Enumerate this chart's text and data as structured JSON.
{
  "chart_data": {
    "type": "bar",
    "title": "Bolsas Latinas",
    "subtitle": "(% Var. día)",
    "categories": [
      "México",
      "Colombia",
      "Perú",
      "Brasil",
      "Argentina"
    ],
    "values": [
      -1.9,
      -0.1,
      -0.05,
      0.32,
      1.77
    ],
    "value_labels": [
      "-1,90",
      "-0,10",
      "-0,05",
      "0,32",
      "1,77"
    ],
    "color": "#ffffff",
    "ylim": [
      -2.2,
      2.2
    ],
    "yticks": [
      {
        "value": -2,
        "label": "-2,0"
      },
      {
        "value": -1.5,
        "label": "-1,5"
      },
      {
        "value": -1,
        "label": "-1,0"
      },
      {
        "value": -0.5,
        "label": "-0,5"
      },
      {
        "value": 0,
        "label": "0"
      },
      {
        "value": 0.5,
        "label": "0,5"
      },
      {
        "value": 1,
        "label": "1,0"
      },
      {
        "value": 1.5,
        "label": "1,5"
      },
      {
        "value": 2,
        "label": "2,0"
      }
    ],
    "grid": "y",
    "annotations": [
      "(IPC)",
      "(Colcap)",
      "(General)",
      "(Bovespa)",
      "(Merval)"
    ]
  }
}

★ ★ ★

§ **YOUR OBJECTIVE**: Write the material out exactly, with nothing left out.

§ **ANSWER TO THIS PROBLEM**:
Enumerate this chart's text and data as structured JSON.
{
  "chart_data": {
    "type": "bar",
    "title": "Bolsas Latinas",
    "subtitle": "(% Var. día)",
    "categories": [
      "México",
      "Colombia",
      "Perú",
      "Brasil",
      "Argentina"
    ],
    "values": [
      -1.9,
      -0.1,
      -0.05,
      0.32,
      1.77
    ],
    "value_labels": [
      "-1,90",
      "-0,10",
      "-0,05",
      "0,32",
      "1,77"
    ],
    "color": "#ffffff",
    "ylim": [
      -2.2,
      2.2
    ],
    "yticks": [
      {
        "value": -2,
        "label": "-2,0"
      },
      {
        "value": -1.5,
        "label": "-1,5"
      },
      {
        "value": -1,
        "label": "-1,0"
      },
      {
        "value": -0.5,
        "label": "-0,5"
      },
      {
        "value": 0,
        "label": "0"
      },
      {
        "value": 0.5,
        "label": "0,5"
      },
      {
        "value": 1,
        "label": "1,0"
      },
      {
        "value": 1.5,
        "label": "1,5"
      },
      {
        "value": 2,
        "label": "2,0"
      }
    ],
    "grid": "y",
    "annotations": [
      "(IPC)",
      "(Colcap)",
      "(General)",
      "(Bovespa)",
      "(Merval)"
    ]
  }
}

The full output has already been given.